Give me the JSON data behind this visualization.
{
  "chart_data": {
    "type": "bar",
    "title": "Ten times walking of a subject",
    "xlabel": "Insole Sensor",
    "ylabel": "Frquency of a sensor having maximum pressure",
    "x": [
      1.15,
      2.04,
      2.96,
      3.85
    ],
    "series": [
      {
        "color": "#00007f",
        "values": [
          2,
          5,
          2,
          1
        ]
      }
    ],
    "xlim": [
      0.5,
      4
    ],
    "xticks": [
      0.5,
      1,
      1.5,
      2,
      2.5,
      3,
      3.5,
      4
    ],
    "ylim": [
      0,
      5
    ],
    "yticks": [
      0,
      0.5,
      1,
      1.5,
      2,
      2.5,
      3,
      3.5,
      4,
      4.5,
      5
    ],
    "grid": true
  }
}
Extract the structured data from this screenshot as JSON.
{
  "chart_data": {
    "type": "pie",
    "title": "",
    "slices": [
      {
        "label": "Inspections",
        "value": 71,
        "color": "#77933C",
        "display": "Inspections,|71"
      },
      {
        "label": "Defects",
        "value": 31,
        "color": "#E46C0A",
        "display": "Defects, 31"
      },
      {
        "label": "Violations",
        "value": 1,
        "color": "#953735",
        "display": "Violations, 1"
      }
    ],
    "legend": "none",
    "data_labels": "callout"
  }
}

-- Set problem --
Exactly reproduce the lines from the one containing "Extract the structured" through the end of the records, and only those lines.

-- Task response --
Extract the structured data from this screenshot as JSON.
{
  "chart_data": {
    "type": "pie",
    "title": "",
    "slices": [
      {
        "label": "Inspections",
        "value": 71,
        "color": "#77933C",
        "display": "Inspections,|71"
      },
      {
        "label": "Defects",
        "value": 31,
        "color": "#E46C0A",
        "display": "Defects, 31"
      },
      {
        "label": "Violations",
        "value": 1,
        "color": "#953735",
        "display": "Violations, 1"
      }
    ],
    "legend": "none",
    "data_labels": "callout"
  }
}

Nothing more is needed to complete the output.